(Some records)
## start

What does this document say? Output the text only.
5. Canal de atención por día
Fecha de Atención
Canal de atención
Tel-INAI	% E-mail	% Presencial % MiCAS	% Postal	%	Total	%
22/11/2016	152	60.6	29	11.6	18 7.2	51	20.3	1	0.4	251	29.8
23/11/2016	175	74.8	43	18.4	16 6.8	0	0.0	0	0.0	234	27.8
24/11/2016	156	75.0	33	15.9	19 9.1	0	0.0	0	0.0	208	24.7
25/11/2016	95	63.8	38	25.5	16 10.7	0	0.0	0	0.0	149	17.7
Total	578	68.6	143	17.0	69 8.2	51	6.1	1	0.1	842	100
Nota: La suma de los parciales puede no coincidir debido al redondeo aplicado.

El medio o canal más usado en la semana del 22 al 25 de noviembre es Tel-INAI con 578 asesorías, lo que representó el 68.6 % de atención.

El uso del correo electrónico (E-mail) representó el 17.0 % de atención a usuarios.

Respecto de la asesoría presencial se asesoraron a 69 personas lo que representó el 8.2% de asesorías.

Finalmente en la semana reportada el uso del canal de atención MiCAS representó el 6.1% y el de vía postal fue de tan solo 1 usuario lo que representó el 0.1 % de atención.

## end

■ **EXERCISE**:
Scan the material line by line and report each one that contains "MiCAS".

■ **RESULT OF THIS EXERCISE**:
Tel-INAI	% E-mail	% Presencial % MiCAS	% Postal	%	Total	%
Finalmente en la semana reportada el uso del canal de atención MiCAS representó el 6.1% y el de vía postal fue de tan solo 1 usuario lo que representó el 0.1 % de atención.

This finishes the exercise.